Exercise aim: Copy out all lines with the word "default" in them.

Records to use:
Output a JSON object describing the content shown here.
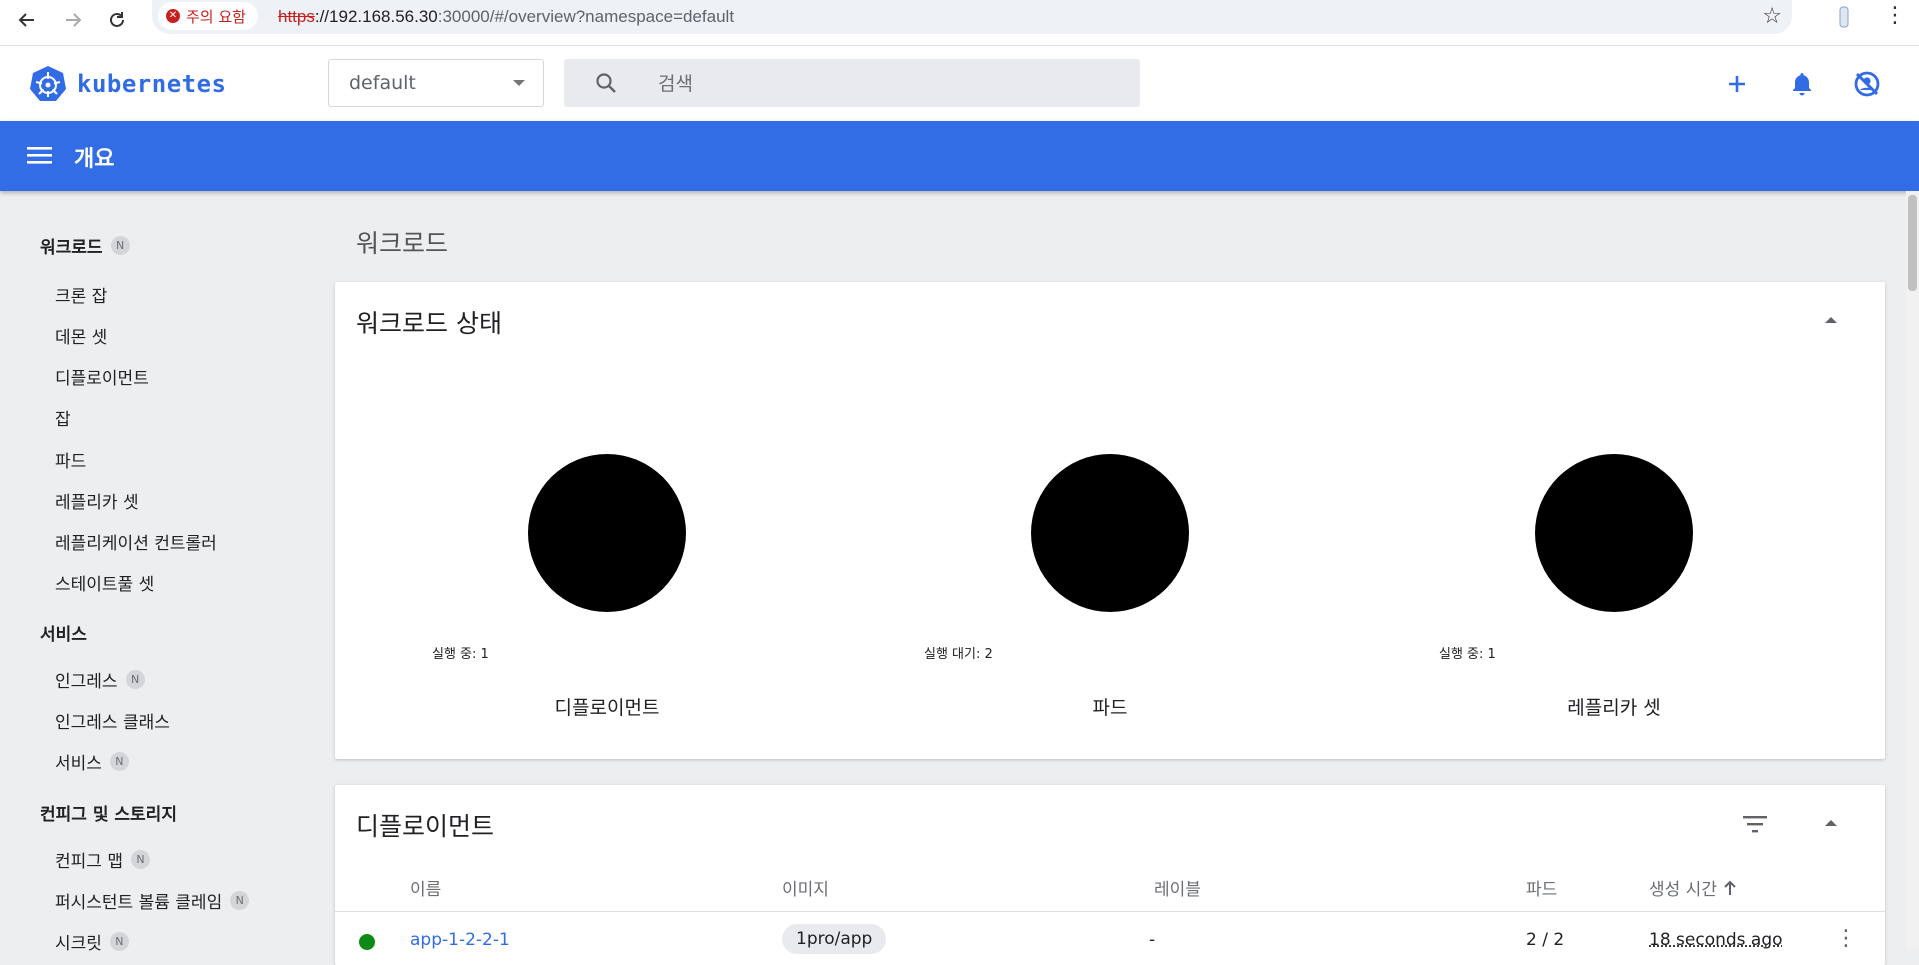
{
  "browser": {
    "security_label": "주의 요함",
    "url_scheme": "https",
    "url_host": "://192.168.56.30",
    "url_rest": ":30000/#/overview?namespace=default"
  },
  "header": {
    "logo_text": "kubernetes",
    "namespace": "default",
    "search_placeholder": "검색"
  },
  "toolbar": {
    "title": "개요"
  },
  "sidebar": {
    "sections": [
      {
        "label": "워크로드",
        "badge": "N",
        "items": [
          {
            "label": "크론 잡"
          },
          {
            "label": "데몬 셋"
          },
          {
            "label": "디플로이먼트"
          },
          {
            "label": "잡"
          },
          {
            "label": "파드"
          },
          {
            "label": "레플리카 셋"
          },
          {
            "label": "레플리케이션 컨트롤러"
          },
          {
            "label": "스테이트풀 셋"
          }
        ]
      },
      {
        "label": "서비스",
        "items": [
          {
            "label": "인그레스",
            "badge": "N"
          },
          {
            "label": "인그레스 클래스"
          },
          {
            "label": "서비스",
            "badge": "N"
          }
        ]
      },
      {
        "label": "컨피그 및 스토리지",
        "items": [
          {
            "label": "컨피그 맵",
            "badge": "N"
          },
          {
            "label": "퍼시스턴트 볼륨 클레임",
            "badge": "N"
          },
          {
            "label": "시크릿",
            "badge": "N"
          }
        ]
      }
    ]
  },
  "main": {
    "section_heading": "워크로드",
    "workload_status": {
      "title": "워크로드 상태",
      "stats": [
        {
          "legend": "실행 중: 1",
          "label": "디플로이먼트"
        },
        {
          "legend": "실행 대기: 2",
          "label": "파드"
        },
        {
          "legend": "실행 중: 1",
          "label": "레플리카 셋"
        }
      ]
    },
    "deployments": {
      "title": "디플로이먼트",
      "columns": {
        "name": "이름",
        "image": "이미지",
        "labels": "레이블",
        "pods": "파드",
        "created": "생성 시간"
      },
      "rows": [
        {
          "name": "app-1-2-2-1",
          "image": "1pro/app",
          "labels": "-",
          "pods": "2 / 2",
          "created": "18 seconds ago"
        }
      ]
    }
  },
  "colors": {
    "brand": "#326ce5",
    "toolbar": "#326de6",
    "running": "#0e8a16"
  }
}
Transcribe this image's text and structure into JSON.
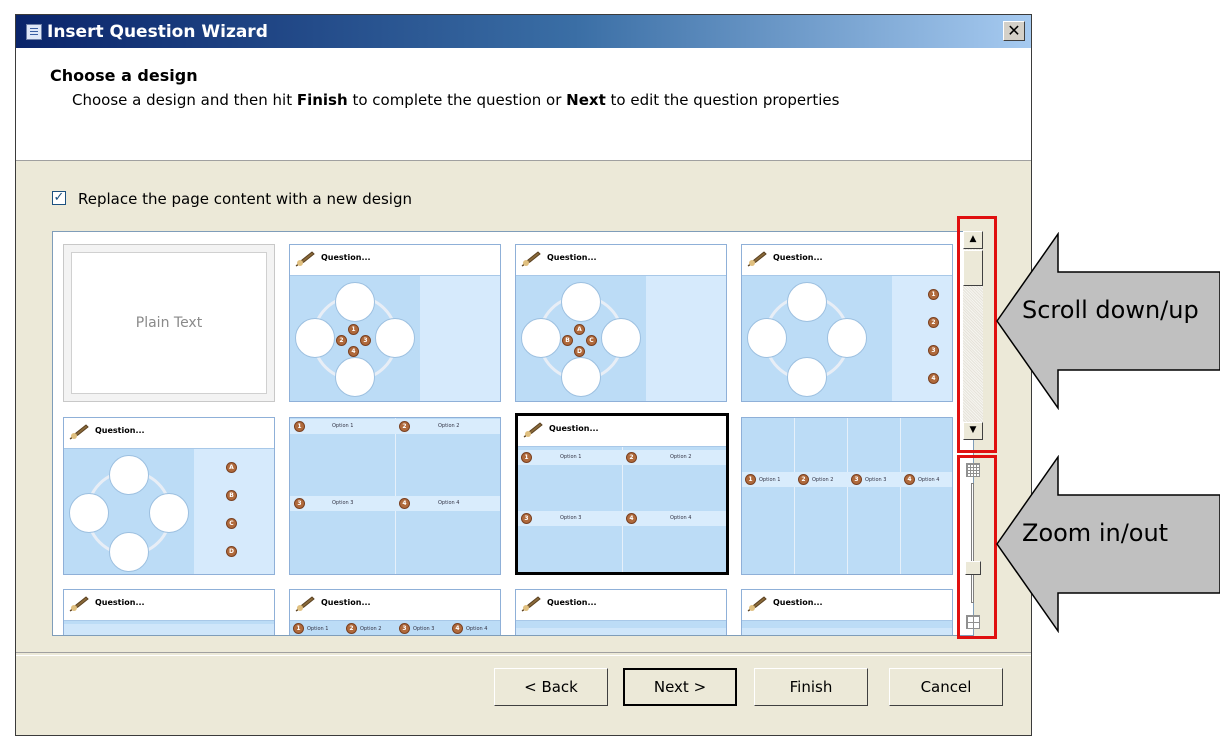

Task response:
    "url_rest": ":30000/#/overview?namespace=default"
    "namespace": "default",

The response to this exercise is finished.